• **WORK REQUIRED**:
Each line from the material with the word "edificios" in it must be copied.

• **SUPPLIED MATERIAL**:
----------

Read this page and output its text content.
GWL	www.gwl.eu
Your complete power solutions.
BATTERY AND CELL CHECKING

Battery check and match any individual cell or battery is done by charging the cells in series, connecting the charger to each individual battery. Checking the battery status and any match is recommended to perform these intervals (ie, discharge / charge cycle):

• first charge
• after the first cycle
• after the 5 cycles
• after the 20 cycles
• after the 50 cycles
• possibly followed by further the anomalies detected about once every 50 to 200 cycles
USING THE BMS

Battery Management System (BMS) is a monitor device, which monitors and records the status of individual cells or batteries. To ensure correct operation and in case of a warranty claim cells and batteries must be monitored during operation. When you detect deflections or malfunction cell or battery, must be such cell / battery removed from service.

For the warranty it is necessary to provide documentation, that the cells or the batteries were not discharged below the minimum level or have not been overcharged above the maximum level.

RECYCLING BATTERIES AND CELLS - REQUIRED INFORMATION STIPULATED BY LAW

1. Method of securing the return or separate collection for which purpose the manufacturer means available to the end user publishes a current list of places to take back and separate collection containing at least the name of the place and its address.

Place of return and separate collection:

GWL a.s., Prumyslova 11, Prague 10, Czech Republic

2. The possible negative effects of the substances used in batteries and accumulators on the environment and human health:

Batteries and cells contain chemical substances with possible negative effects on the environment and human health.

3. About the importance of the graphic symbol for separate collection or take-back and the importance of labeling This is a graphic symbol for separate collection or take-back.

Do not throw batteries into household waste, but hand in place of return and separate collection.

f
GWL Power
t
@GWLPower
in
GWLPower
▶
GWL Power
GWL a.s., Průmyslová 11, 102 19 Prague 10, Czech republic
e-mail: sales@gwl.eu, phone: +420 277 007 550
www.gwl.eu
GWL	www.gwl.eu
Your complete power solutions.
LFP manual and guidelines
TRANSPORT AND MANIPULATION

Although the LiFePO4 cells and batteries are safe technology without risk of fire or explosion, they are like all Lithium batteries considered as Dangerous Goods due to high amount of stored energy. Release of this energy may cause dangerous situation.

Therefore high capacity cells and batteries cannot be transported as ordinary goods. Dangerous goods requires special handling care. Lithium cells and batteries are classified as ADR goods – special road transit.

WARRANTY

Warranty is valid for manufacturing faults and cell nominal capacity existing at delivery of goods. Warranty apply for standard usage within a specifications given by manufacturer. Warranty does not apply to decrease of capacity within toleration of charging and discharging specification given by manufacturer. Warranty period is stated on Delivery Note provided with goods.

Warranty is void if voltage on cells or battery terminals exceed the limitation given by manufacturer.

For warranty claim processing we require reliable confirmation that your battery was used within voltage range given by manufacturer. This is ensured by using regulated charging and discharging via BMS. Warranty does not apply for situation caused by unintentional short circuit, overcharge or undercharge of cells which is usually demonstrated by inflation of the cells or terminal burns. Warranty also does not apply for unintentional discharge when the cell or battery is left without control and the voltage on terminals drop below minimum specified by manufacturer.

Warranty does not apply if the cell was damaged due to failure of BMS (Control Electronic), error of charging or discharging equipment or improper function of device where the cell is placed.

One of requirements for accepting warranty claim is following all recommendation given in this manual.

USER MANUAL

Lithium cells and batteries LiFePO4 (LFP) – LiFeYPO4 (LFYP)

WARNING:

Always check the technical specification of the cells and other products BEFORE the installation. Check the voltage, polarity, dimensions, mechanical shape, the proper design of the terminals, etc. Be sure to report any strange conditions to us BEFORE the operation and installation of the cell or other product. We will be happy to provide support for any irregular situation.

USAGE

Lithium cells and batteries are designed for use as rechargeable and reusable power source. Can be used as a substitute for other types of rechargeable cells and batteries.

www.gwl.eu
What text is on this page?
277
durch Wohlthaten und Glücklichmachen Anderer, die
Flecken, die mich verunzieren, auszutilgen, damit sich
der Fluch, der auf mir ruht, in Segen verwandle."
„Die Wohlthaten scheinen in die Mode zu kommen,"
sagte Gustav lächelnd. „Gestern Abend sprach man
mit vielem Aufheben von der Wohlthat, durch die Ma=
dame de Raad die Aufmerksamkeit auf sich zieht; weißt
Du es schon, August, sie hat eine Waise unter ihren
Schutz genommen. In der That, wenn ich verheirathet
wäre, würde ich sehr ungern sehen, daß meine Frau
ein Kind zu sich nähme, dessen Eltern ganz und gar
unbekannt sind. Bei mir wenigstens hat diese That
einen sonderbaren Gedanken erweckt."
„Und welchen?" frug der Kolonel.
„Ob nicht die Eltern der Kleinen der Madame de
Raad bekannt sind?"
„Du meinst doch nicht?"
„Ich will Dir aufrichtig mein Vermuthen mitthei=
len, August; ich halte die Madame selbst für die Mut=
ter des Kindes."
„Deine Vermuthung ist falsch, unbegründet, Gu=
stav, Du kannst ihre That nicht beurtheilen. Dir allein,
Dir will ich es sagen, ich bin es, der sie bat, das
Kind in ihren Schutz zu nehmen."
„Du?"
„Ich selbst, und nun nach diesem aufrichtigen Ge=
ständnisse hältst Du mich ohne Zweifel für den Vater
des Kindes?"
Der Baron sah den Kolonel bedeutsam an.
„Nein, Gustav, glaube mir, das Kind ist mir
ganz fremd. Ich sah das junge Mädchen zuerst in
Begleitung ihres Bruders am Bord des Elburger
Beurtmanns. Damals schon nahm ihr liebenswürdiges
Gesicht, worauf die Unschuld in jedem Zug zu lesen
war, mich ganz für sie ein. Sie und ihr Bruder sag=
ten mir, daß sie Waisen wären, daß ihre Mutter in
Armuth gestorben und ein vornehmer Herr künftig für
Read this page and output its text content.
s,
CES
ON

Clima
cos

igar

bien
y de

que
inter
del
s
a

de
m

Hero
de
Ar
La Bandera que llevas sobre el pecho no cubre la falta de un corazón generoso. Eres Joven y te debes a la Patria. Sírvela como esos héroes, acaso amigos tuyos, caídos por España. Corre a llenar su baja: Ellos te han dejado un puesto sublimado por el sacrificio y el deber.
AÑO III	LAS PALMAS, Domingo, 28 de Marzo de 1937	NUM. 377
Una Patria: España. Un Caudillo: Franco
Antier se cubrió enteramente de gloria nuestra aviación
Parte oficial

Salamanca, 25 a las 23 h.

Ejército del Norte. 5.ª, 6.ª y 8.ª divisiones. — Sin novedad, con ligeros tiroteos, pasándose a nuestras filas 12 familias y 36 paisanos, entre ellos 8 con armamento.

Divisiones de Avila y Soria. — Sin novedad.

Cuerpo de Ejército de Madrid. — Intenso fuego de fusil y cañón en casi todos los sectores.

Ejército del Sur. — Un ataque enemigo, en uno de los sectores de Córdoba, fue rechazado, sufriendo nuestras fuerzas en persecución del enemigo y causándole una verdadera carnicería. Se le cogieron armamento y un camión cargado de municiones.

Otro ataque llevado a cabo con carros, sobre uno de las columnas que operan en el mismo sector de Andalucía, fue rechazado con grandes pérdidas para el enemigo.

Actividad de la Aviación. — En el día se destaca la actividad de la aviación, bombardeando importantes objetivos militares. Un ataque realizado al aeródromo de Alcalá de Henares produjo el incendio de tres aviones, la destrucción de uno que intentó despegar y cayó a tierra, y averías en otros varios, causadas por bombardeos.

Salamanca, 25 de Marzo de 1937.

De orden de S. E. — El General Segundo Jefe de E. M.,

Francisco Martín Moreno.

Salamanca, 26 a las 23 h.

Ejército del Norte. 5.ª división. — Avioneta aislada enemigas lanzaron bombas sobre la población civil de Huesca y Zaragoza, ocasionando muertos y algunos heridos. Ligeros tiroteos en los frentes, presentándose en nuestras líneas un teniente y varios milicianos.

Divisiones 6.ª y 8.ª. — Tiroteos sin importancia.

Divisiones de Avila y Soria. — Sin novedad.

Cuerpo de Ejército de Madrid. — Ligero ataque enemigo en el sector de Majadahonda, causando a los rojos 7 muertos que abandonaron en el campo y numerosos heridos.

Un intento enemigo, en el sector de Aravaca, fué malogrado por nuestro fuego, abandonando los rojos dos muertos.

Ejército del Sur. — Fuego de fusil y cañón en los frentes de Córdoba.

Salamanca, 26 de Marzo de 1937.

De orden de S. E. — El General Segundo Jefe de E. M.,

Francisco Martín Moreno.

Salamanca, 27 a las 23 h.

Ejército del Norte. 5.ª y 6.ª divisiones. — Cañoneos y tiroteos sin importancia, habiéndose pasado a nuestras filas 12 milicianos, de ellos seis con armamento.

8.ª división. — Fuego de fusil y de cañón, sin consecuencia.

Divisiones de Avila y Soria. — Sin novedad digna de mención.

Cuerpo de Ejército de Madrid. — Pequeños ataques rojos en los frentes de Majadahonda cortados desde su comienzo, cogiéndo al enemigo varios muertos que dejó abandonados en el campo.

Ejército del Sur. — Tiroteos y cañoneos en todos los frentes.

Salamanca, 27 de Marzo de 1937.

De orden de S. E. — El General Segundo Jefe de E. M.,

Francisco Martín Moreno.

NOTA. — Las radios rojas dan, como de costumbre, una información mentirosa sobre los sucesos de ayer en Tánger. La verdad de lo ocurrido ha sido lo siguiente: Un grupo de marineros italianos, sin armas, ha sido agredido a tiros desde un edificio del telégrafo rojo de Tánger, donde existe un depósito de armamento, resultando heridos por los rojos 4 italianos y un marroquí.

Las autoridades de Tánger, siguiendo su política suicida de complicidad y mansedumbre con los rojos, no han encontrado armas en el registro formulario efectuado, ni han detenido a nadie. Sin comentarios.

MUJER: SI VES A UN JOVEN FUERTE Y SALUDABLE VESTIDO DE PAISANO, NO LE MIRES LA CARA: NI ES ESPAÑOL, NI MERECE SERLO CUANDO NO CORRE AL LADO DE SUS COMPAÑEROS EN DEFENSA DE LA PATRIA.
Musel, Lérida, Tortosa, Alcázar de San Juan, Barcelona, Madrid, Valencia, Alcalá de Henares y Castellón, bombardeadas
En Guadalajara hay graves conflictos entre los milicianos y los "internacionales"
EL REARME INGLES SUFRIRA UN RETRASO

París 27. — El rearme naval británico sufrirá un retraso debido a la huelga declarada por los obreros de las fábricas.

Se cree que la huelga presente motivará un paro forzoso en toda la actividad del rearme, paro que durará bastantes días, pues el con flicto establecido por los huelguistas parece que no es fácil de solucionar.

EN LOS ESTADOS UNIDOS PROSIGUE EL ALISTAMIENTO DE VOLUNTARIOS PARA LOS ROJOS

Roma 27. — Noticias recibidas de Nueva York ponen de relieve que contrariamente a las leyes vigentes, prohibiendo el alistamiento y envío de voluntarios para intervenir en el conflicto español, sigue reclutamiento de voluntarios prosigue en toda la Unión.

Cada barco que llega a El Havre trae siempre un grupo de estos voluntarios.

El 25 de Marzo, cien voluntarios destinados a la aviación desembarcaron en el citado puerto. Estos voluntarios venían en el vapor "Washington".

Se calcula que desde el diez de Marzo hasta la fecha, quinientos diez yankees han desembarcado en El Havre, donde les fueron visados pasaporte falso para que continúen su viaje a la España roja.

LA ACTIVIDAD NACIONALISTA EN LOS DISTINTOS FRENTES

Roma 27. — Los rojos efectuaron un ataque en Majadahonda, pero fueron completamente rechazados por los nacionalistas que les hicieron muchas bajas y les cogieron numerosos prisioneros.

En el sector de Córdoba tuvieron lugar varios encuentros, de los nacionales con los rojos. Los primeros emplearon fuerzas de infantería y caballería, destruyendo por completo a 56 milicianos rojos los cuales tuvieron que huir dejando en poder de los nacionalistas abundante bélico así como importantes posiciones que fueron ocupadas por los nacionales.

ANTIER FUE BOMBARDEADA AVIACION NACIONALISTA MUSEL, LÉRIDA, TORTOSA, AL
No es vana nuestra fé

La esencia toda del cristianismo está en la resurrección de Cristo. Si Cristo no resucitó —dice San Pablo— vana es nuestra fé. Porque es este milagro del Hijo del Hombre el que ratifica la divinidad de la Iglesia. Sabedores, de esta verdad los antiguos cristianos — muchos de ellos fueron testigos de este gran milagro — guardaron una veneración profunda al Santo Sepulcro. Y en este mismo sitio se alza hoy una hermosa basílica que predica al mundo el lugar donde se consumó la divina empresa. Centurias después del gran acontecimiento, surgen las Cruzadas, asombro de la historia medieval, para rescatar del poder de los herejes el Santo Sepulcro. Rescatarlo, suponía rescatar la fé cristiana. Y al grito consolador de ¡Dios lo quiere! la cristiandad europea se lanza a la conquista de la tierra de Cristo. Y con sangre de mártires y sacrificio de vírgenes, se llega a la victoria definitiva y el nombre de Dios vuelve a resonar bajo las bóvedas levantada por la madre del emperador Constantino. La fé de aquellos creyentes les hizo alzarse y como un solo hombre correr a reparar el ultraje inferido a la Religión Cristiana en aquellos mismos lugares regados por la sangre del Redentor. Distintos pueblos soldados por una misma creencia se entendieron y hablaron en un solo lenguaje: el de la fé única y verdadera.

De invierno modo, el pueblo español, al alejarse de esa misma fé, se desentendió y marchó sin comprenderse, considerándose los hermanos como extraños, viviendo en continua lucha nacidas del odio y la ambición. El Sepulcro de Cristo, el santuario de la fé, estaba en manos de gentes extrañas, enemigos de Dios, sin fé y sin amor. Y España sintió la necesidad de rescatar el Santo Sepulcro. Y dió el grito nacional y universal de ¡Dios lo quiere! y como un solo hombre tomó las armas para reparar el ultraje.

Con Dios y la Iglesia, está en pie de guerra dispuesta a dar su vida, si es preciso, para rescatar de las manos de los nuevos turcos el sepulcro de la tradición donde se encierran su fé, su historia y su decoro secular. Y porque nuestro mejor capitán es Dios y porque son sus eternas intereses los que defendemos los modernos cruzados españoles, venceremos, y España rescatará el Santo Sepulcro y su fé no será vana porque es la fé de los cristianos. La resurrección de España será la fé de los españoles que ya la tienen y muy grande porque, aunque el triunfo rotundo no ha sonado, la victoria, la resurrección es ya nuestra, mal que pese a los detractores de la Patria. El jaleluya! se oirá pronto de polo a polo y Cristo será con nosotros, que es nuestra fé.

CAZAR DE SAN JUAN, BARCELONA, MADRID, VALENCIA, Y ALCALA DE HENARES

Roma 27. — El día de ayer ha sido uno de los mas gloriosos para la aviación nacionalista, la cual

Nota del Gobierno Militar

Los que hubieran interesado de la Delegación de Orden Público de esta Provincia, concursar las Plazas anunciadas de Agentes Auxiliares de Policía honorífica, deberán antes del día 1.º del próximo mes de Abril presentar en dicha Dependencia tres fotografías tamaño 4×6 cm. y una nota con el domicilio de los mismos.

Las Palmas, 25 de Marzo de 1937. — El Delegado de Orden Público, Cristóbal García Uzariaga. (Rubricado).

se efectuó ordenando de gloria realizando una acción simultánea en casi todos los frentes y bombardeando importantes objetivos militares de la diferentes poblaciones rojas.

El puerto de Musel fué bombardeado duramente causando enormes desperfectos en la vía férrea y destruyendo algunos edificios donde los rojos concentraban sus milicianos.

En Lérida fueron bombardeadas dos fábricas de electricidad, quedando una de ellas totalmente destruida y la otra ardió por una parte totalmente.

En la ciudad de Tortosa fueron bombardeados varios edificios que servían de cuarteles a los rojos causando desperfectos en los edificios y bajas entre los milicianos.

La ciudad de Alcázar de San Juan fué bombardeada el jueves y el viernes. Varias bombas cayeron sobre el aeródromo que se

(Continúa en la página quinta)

----------

• **RESULT**:
El puerto de Musel fué bombardeado duramente causando enormes desperfectos en la vía férrea y destruyendo algunos edificios donde los rojos concentraban sus milicianos.
En la ciudad de Tortosa fueron bombardeados varios edificios que servían de cuarteles a los rojos causando desperfectos en los edificios y bajas entre los milicianos.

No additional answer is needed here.